--- start of TASK DATA ---

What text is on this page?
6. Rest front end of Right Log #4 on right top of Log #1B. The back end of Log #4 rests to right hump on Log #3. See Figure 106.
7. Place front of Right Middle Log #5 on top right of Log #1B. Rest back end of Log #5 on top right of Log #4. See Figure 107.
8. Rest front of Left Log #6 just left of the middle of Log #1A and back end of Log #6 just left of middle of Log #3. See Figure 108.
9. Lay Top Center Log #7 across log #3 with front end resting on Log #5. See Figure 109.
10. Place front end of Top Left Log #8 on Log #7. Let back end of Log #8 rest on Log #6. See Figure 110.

--- end of TASK DATA ---
--- start of TASK DATA ---

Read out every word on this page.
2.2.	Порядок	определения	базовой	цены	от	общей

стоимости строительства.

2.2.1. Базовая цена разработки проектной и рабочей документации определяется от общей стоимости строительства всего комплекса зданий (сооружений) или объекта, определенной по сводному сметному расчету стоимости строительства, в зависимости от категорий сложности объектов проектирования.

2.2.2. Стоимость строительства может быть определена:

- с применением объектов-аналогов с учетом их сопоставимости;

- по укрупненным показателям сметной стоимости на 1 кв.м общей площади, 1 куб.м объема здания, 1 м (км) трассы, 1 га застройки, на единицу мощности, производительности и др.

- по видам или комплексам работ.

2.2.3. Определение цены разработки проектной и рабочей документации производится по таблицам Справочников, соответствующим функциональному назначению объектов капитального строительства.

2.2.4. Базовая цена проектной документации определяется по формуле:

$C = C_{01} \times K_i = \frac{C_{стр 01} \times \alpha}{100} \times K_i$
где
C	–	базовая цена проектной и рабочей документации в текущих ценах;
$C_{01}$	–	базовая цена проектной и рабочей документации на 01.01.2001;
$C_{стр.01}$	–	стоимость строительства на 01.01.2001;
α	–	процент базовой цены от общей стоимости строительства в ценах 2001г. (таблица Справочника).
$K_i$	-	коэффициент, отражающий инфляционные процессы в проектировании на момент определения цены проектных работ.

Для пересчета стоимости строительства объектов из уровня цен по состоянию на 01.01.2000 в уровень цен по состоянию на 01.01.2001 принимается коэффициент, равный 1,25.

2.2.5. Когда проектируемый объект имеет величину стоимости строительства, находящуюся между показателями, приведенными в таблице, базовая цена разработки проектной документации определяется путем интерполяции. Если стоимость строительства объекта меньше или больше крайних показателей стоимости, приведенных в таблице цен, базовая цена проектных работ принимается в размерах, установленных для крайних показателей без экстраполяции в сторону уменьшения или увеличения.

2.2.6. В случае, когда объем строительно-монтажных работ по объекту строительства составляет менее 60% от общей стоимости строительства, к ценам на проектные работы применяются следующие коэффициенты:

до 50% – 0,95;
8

--- end of TASK DATA ---
--- start of TASK DATA ---

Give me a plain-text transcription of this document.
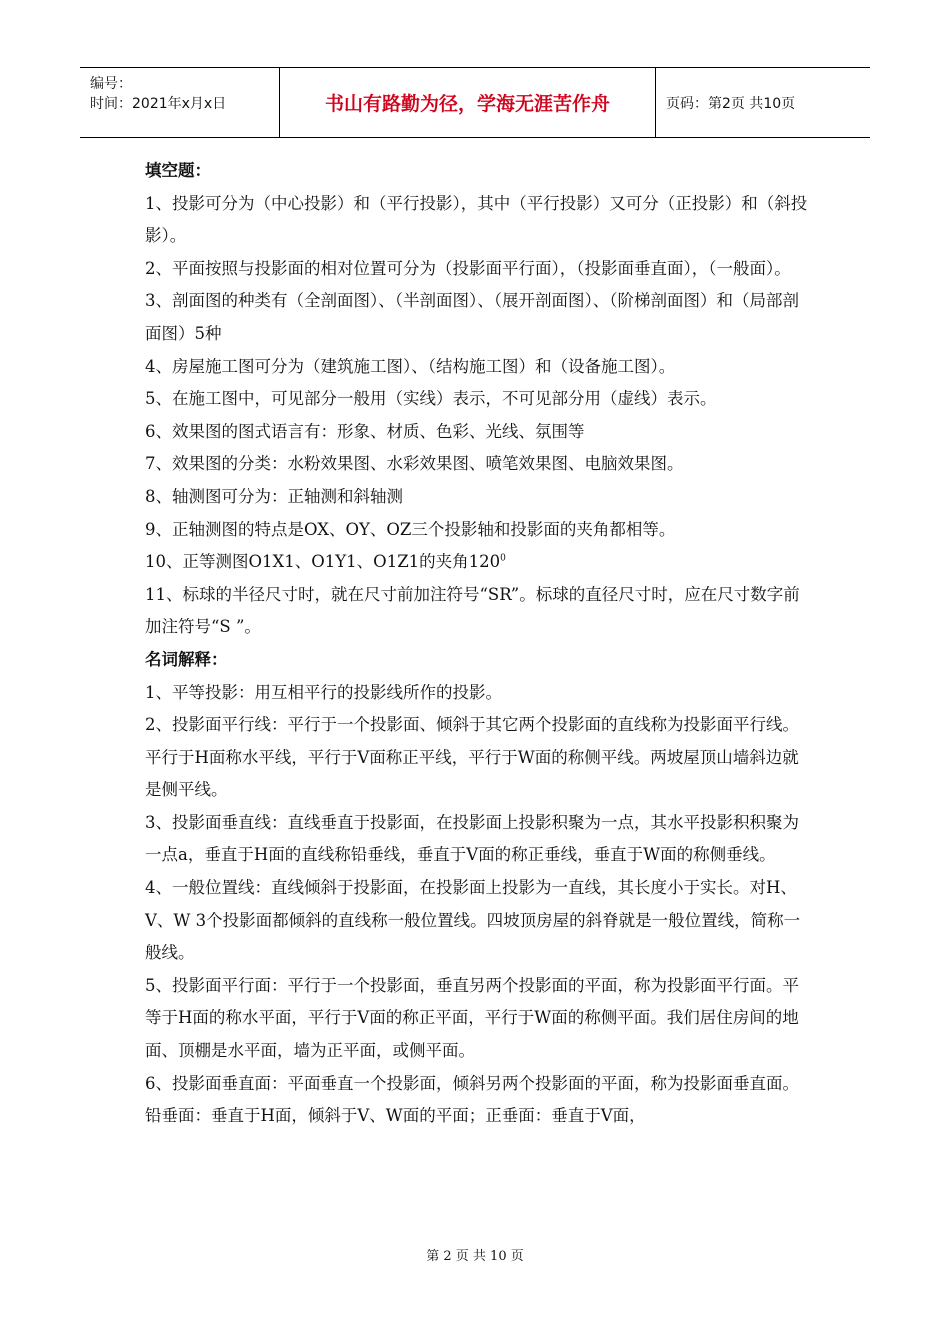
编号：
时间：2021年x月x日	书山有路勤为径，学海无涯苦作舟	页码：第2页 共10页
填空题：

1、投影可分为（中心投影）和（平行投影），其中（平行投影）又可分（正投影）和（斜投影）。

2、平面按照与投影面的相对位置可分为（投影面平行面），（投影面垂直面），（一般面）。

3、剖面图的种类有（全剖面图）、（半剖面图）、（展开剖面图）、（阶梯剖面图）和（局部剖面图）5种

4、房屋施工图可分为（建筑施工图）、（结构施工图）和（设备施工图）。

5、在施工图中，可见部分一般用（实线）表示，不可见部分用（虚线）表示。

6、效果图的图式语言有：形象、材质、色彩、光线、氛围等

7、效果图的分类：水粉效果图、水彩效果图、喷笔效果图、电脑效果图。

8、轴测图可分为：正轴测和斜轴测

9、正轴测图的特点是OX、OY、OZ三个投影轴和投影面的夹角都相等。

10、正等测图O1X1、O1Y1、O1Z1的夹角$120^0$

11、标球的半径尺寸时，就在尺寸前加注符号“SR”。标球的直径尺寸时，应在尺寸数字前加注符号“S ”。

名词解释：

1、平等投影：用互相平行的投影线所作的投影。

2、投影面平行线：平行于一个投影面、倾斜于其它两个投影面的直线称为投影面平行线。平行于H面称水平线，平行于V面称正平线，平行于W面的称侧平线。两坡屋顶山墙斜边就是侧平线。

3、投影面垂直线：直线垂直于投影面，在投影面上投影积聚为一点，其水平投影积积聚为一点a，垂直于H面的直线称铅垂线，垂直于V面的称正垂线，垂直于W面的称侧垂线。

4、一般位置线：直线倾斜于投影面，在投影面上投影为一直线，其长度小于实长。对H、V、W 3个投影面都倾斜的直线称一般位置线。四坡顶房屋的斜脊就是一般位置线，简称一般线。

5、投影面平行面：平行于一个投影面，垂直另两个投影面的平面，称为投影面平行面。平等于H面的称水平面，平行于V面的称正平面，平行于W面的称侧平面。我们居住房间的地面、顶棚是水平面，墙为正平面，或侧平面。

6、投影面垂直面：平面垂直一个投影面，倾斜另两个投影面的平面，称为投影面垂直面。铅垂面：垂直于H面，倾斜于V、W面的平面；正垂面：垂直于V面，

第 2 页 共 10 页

--- end of TASK DATA ---

Identify each line in the records above containing the word "общей"; copy those lines.

FINISHED ANSWER:
2.2.	Порядок	определения	базовой	цены	от	общей
2.2.1. Базовая цена разработки проектной и рабочей документации определяется от общей стоимости строительства всего комплекса зданий (сооружений) или объекта, определенной по сводному сметному расчету стоимости строительства, в зависимости от категорий сложности объектов проектирования.
- по укрупненным показателям сметной стоимости на 1 кв.м общей площади, 1 куб.м объема здания, 1 м (км) трассы, 1 га застройки, на единицу мощности, производительности и др.
α	–	процент базовой цены от общей стоимости строительства в ценах 2001г. (таблица Справочника).
2.2.6. В случае, когда объем строительно-монтажных работ по объекту строительства составляет менее 60% от общей стоимости строительства, к ценам на проектные работы применяются следующие коэффициенты:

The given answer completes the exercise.